■ **Task objective**: Report every line in the listing that contains the string "color".
== Provided data
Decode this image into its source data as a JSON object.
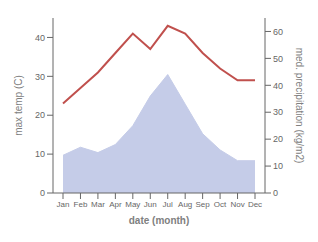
{
  "chart_data": {
    "type": "line",
    "xlabel": "date (month)",
    "ylabel": "max temp (C)",
    "y2label": "med. precipitation (kg/m2)",
    "categories": [
      "Jan",
      "Feb",
      "Mar",
      "Apr",
      "May",
      "Jun",
      "Jul",
      "Aug",
      "Sep",
      "Oct",
      "Nov",
      "Dec"
    ],
    "series": [
      {
        "type": "area",
        "axis": "y2",
        "color": "#c5cce8",
        "values": [
          14,
          17,
          15,
          18,
          25,
          36,
          44,
          33,
          22,
          16,
          12,
          12
        ]
      },
      {
        "type": "line",
        "color": "#c0504d",
        "values": [
          23,
          27,
          31,
          36,
          41,
          37,
          43,
          41,
          36,
          32,
          29,
          29
        ]
      }
    ],
    "ylim": [
      0,
      45
    ],
    "yticks": [
      0,
      10,
      20,
      30,
      40
    ],
    "y2lim": [
      0,
      65
    ],
    "y2ticks": [
      0,
      10,
      20,
      30,
      40,
      50,
      60
    ],
    "grid": false
  }
}
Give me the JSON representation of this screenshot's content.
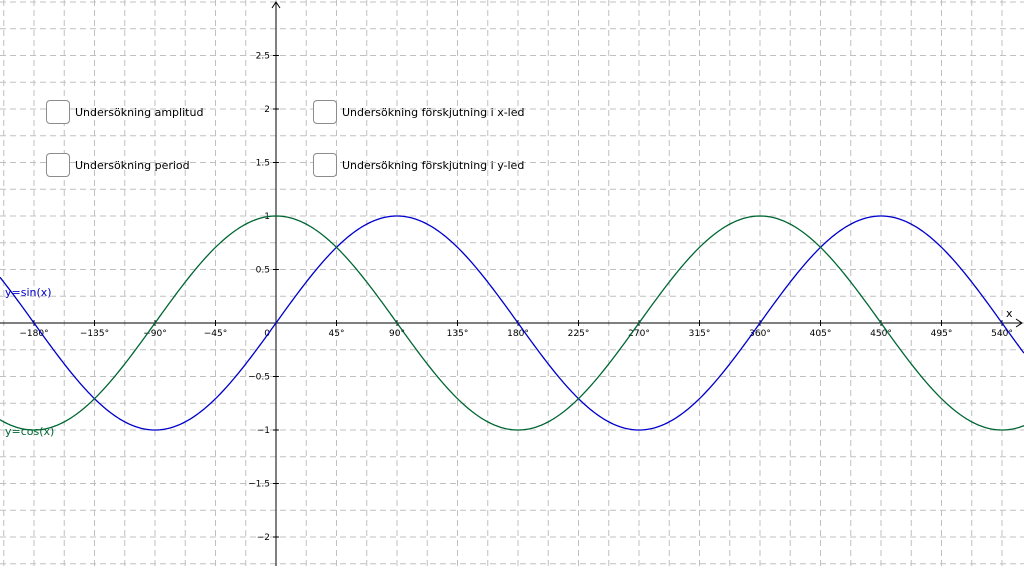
{
  "checkboxes": [
    {
      "id": "amplitud",
      "label": "Undersökning amplitud",
      "checked": false
    },
    {
      "id": "period",
      "label": "Undersökning period",
      "checked": false
    },
    {
      "id": "x-shift",
      "label": "Undersökning förskjutning i x-led",
      "checked": false
    },
    {
      "id": "y-shift",
      "label": "Undersökning förskjutning i y-led",
      "checked": false
    }
  ],
  "chart_data": {
    "type": "line",
    "x_axis_label": "x",
    "x_unit": "degrees",
    "xlim": [
      -205,
      545
    ],
    "ylim": [
      -2.3,
      3.0
    ],
    "x_ticks": [
      -180,
      -135,
      -90,
      -45,
      0,
      45,
      90,
      135,
      180,
      225,
      270,
      315,
      360,
      405,
      450,
      495,
      540
    ],
    "x_tick_labels": [
      "−180°",
      "−135°",
      "−90°",
      "−45°",
      "0",
      "45°",
      "90°",
      "135°",
      "180°",
      "225°",
      "270°",
      "315°",
      "360°",
      "405°",
      "450°",
      "495°",
      "540°"
    ],
    "y_ticks": [
      -2,
      -1.5,
      -1,
      -0.5,
      0.5,
      1,
      1.5,
      2,
      2.5
    ],
    "y_tick_labels": [
      "−2",
      "−1.5",
      "−1",
      "−0.5",
      "0.5",
      "1",
      "1.5",
      "2",
      "2.5"
    ],
    "grid": true,
    "series": [
      {
        "name": "y=sin(x)",
        "function": "sin",
        "color": "#0000cc",
        "x": [
          -180,
          -90,
          0,
          90,
          180,
          270,
          360,
          450,
          540
        ],
        "y": [
          0,
          -1,
          0,
          1,
          0,
          -1,
          0,
          1,
          0
        ]
      },
      {
        "name": "y=cos(x)",
        "function": "cos",
        "color": "#006633",
        "x": [
          -180,
          -90,
          0,
          90,
          180,
          270,
          360,
          450,
          540
        ],
        "y": [
          -1,
          0,
          1,
          0,
          -1,
          0,
          1,
          0,
          -1
        ]
      }
    ]
  }
}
====
■ **Solution to this exercise**:
        "color": "#c5cce8",
        "color": "#c0504d",
        "color": "#0000cc",
        "color": "#006633",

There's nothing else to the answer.